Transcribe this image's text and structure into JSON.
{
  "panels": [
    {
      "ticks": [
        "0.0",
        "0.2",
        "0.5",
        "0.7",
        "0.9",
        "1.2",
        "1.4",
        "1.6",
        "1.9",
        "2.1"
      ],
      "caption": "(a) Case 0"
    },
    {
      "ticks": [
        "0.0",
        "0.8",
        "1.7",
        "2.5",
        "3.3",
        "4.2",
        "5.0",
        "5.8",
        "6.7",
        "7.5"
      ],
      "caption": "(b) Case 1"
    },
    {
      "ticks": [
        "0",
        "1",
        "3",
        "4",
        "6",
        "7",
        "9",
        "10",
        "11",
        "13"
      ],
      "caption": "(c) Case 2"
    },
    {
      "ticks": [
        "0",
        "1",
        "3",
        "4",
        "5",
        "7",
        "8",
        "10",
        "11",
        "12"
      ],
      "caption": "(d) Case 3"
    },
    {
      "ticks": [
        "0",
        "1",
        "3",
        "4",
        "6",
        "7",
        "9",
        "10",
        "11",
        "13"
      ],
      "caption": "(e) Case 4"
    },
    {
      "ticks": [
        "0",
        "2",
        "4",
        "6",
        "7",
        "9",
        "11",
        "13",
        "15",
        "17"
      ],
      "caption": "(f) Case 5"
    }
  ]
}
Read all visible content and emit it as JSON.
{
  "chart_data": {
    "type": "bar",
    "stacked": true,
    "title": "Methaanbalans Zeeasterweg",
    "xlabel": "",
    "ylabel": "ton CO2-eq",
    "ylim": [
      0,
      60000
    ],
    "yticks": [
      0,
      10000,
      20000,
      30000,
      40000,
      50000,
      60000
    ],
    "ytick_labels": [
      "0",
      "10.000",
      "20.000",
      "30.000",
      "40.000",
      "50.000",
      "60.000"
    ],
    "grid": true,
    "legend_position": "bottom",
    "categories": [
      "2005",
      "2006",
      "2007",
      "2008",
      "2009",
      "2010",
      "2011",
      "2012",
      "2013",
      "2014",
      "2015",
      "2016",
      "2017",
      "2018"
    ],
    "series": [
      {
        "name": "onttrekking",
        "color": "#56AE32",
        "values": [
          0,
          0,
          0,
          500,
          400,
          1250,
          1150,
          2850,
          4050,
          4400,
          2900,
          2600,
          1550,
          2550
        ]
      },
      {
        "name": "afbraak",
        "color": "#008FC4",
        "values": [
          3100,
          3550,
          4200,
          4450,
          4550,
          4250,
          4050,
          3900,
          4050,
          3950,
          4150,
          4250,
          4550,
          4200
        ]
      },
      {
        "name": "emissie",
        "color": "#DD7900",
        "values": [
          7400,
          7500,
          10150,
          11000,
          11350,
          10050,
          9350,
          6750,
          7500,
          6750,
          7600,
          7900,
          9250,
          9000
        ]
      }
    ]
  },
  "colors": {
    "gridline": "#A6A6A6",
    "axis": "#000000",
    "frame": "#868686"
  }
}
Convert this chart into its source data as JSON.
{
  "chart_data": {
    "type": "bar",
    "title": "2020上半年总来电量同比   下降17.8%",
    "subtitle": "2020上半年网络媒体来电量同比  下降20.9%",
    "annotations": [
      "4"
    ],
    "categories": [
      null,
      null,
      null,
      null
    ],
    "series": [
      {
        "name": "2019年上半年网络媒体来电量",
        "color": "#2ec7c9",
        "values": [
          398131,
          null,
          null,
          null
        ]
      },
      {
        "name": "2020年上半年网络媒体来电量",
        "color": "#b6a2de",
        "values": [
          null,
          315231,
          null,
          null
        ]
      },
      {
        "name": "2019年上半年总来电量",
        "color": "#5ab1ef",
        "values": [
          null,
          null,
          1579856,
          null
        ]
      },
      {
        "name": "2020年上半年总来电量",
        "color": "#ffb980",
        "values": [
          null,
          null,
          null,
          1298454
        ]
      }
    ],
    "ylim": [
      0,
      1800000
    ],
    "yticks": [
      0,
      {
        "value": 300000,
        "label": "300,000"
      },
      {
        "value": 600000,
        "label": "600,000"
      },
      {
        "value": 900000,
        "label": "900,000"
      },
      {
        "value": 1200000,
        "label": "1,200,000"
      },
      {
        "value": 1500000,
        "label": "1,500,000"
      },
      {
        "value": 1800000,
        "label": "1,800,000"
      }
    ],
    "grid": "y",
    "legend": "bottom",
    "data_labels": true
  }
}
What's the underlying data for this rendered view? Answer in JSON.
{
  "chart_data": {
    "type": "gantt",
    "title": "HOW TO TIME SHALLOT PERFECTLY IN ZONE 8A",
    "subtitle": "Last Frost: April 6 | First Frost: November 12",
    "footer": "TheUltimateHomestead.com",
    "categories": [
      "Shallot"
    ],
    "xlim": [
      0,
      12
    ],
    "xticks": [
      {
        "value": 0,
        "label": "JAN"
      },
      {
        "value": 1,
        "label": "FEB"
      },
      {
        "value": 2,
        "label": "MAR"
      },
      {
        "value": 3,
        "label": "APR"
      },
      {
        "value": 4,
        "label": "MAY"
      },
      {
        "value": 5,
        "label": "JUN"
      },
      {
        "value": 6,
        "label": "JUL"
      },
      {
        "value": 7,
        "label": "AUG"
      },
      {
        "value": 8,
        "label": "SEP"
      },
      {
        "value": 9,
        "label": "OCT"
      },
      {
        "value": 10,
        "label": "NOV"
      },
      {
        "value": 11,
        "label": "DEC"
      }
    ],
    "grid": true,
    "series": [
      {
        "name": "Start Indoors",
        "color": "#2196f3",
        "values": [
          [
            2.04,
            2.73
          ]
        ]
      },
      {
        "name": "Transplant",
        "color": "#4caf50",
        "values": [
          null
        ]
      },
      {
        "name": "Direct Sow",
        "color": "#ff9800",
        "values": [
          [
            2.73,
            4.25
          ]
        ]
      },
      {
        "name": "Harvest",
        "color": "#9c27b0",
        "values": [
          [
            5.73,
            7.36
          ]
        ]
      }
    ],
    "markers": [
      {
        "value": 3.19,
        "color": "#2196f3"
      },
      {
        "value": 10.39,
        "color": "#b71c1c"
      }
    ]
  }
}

────────────────────────────────────────

AIM OF THE EXERCISE
Each record should come back exactly as written.

EXERCISE ANSWER
Transcribe this image's text and structure into JSON.
{
  "panels": [
    {
      "ticks": [
        "0.0",
        "0.2",
        "0.5",
        "0.7",
        "0.9",
        "1.2",
        "1.4",
        "1.6",
        "1.9",
        "2.1"
      ],
      "caption": "(a) Case 0"
    },
    {
      "ticks": [
        "0.0",
        "0.8",
        "1.7",
        "2.5",
        "3.3",
        "4.2",
        "5.0",
        "5.8",
        "6.7",
        "7.5"
      ],
      "caption": "(b) Case 1"
    },
    {
      "ticks": [
        "0",
        "1",
        "3",
        "4",
        "6",
        "7",
        "9",
        "10",
        "11",
        "13"
      ],
      "caption": "(c) Case 2"
    },
    {
      "ticks": [
        "0",
        "1",
        "3",
        "4",
        "5",
        "7",
        "8",
        "10",
        "11",
        "12"
      ],
      "caption": "(d) Case 3"
    },
    {
      "ticks": [
        "0",
        "1",
        "3",
        "4",
        "6",
        "7",
        "9",
        "10",
        "11",
        "13"
      ],
      "caption": "(e) Case 4"
    },
    {
      "ticks": [
        "0",
        "2",
        "4",
        "6",
        "7",
        "9",
        "11",
        "13",
        "15",
        "17"
      ],
      "caption": "(f) Case 5"
    }
  ]
}
Read all visible content and emit it as JSON.
{
  "chart_data": {
    "type": "bar",
    "stacked": true,
    "title": "Methaanbalans Zeeasterweg",
    "xlabel": "",
    "ylabel": "ton CO2-eq",
    "ylim": [
      0,
      60000
    ],
    "yticks": [
      0,
      10000,
      20000,
      30000,
      40000,
      50000,
      60000
    ],
    "ytick_labels": [
      "0",
      "10.000",
      "20.000",
      "30.000",
      "40.000",
      "50.000",
      "60.000"
    ],
    "grid": true,
    "legend_position": "bottom",
    "categories": [
      "2005",
      "2006",
      "2007",
      "2008",
      "2009",
      "2010",
      "2011",
      "2012",
      "2013",
      "2014",
      "2015",
      "2016",
      "2017",
      "2018"
    ],
    "series": [
      {
        "name": "onttrekking",
        "color": "#56AE32",
        "values": [
          0,
          0,
          0,
          500,
          400,
          1250,
          1150,
          2850,
          4050,
          4400,
          2900,
          2600,
          1550,
          2550
        ]
      },
      {
        "name": "afbraak",
        "color": "#008FC4",
        "values": [
          3100,
          3550,
          4200,
          4450,
          4550,
          4250,
          4050,
          3900,
          4050,
          3950,
          4150,
          4250,
          4550,
          4200
        ]
      },
      {
        "name": "emissie",
        "color": "#DD7900",
        "values": [
          7400,
          7500,
          10150,
          11000,
          11350,
          10050,
          9350,
          6750,
          7500,
          6750,
          7600,
          7900,
          9250,
          9000
        ]
      }
    ]
  },
  "colors": {
    "gridline": "#A6A6A6",
    "axis": "#000000",
    "frame": "#868686"
  }
}
Convert this chart into its source data as JSON.
{
  "chart_data": {
    "type": "bar",
    "title": "2020上半年总来电量同比   下降17.8%",
    "subtitle": "2020上半年网络媒体来电量同比  下降20.9%",
    "annotations": [
      "4"
    ],
    "categories": [
      null,
      null,
      null,
      null
    ],
    "series": [
      {
        "name": "2019年上半年网络媒体来电量",
        "color": "#2ec7c9",
        "values": [
          398131,
          null,
          null,
          null
        ]
      },
      {
        "name": "2020年上半年网络媒体来电量",
        "color": "#b6a2de",
        "values": [
          null,
          315231,
          null,
          null
        ]
      },
      {
        "name": "2019年上半年总来电量",
        "color": "#5ab1ef",
        "values": [
          null,
          null,
          1579856,
          null
        ]
      },
      {
        "name": "2020年上半年总来电量",
        "color": "#ffb980",
        "values": [
          null,
          null,
          null,
          1298454
        ]
      }
    ],
    "ylim": [
      0,
      1800000
    ],
    "yticks": [
      0,
      {
        "value": 300000,
        "label": "300,000"
      },
      {
        "value": 600000,
        "label": "600,000"
      },
      {
        "value": 900000,
        "label": "900,000"
      },
      {
        "value": 1200000,
        "label": "1,200,000"
      },
      {
        "value": 1500000,
        "label": "1,500,000"
      },
      {
        "value": 1800000,
        "label": "1,800,000"
      }
    ],
    "grid": "y",
    "legend": "bottom",
    "data_labels": true
  }
}
What's the underlying data for this rendered view? Answer in JSON.
{
  "chart_data": {
    "type": "gantt",
    "title": "HOW TO TIME SHALLOT PERFECTLY IN ZONE 8A",
    "subtitle": "Last Frost: April 6 | First Frost: November 12",
    "footer": "TheUltimateHomestead.com",
    "categories": [
      "Shallot"
    ],
    "xlim": [
      0,
      12
    ],
    "xticks": [
      {
        "value": 0,
        "label": "JAN"
      },
      {
        "value": 1,
        "label": "FEB"
      },
      {
        "value": 2,
        "label": "MAR"
      },
      {
        "value": 3,
        "label": "APR"
      },
      {
        "value": 4,
        "label": "MAY"
      },
      {
        "value": 5,
        "label": "JUN"
      },
      {
        "value": 6,
        "label": "JUL"
      },
      {
        "value": 7,
        "label": "AUG"
      },
      {
        "value": 8,
        "label": "SEP"
      },
      {
        "value": 9,
        "label": "OCT"
      },
      {
        "value": 10,
        "label": "NOV"
      },
      {
        "value": 11,
        "label": "DEC"
      }
    ],
    "grid": true,
    "series": [
      {
        "name": "Start Indoors",
        "color": "#2196f3",
        "values": [
          [
            2.04,
            2.73
          ]
        ]
      },
      {
        "name": "Transplant",
        "color": "#4caf50",
        "values": [
          null
        ]
      },
      {
        "name": "Direct Sow",
        "color": "#ff9800",
        "values": [
          [
            2.73,
            4.25
          ]
        ]
      },
      {
        "name": "Harvest",
        "color": "#9c27b0",
        "values": [
          [
            5.73,
            7.36
          ]
        ]
      }
    ],
    "markers": [
      {
        "value": 3.19,
        "color": "#2196f3"
      },
      {
        "value": 10.39,
        "color": "#b71c1c"
      }
    ]
  }
}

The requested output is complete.